What you will do: Rewrite everything from the first line down through the line containing "watermark: 快传号/上观新闻 xyxy=(360,2151,1070,2240)", replacing "article-title" with "headline-text" and leaving everything else unchanged.

Input for this task:

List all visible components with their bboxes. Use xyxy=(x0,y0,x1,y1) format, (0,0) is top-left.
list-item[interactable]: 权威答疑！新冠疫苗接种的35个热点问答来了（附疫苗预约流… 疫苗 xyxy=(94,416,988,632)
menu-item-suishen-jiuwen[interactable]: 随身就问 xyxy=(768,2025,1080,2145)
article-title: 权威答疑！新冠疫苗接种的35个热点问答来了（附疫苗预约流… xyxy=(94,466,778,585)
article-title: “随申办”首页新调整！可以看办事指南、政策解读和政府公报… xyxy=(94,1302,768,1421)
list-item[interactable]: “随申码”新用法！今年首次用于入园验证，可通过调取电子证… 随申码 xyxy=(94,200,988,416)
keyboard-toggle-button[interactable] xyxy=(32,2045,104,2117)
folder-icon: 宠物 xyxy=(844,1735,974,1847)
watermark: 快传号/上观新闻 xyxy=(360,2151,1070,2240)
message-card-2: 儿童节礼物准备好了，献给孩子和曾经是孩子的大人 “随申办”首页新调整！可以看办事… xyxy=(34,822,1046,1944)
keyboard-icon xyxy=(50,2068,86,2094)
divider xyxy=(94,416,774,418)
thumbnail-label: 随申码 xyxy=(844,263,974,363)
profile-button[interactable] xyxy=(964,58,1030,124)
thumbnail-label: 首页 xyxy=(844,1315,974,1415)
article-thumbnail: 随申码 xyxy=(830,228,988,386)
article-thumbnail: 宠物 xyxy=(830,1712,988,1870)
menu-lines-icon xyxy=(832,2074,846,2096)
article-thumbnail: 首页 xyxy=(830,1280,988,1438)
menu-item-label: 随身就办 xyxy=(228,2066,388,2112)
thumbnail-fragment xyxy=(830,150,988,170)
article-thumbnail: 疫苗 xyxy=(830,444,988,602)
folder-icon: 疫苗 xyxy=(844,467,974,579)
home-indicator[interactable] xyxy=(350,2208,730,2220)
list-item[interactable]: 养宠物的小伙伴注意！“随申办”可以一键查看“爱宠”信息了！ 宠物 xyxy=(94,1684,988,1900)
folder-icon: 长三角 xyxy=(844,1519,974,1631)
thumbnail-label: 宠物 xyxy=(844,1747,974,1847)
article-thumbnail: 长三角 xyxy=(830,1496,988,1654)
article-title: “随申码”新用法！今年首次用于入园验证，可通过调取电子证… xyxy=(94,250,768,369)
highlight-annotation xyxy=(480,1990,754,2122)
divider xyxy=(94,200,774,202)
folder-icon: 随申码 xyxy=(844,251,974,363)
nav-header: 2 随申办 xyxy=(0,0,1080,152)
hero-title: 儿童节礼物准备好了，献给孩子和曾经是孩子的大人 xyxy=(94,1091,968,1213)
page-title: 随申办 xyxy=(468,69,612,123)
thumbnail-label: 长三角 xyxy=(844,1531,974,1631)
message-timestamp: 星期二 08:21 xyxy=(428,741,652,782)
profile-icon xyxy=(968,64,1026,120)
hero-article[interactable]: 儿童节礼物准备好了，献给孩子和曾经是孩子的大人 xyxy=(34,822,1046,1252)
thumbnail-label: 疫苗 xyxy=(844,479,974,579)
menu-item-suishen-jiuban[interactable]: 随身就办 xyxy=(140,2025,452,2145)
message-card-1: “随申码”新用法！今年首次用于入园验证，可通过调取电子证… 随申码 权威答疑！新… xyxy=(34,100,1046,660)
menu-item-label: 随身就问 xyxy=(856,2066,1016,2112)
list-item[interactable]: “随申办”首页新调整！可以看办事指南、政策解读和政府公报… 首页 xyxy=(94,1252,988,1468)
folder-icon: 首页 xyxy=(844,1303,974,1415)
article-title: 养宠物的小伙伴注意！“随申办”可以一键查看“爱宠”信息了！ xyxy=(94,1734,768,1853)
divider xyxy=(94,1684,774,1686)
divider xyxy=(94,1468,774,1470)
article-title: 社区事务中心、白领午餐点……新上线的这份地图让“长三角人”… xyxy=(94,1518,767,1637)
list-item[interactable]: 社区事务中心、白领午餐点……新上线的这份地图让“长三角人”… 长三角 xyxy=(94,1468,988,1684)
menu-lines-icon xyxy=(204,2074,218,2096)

Result for this exercise:
List all visible components with their bboxes. Use xyxy=(x0,y0,x1,y1) format, (0,0) is top-left.
list-item[interactable]: 权威答疑！新冠疫苗接种的35个热点问答来了（附疫苗预约流… 疫苗 xyxy=(94,416,988,632)
menu-item-suishen-jiuwen[interactable]: 随身就问 xyxy=(768,2025,1080,2145)
headline-text: 权威答疑！新冠疫苗接种的35个热点问答来了（附疫苗预约流… xyxy=(94,466,778,585)
headline-text: “随申办”首页新调整！可以看办事指南、政策解读和政府公报… xyxy=(94,1302,768,1421)
list-item[interactable]: “随申码”新用法！今年首次用于入园验证，可通过调取电子证… 随申码 xyxy=(94,200,988,416)
keyboard-toggle-button[interactable] xyxy=(32,2045,104,2117)
folder-icon: 宠物 xyxy=(844,1735,974,1847)
watermark: 快传号/上观新闻 xyxy=(360,2151,1070,2240)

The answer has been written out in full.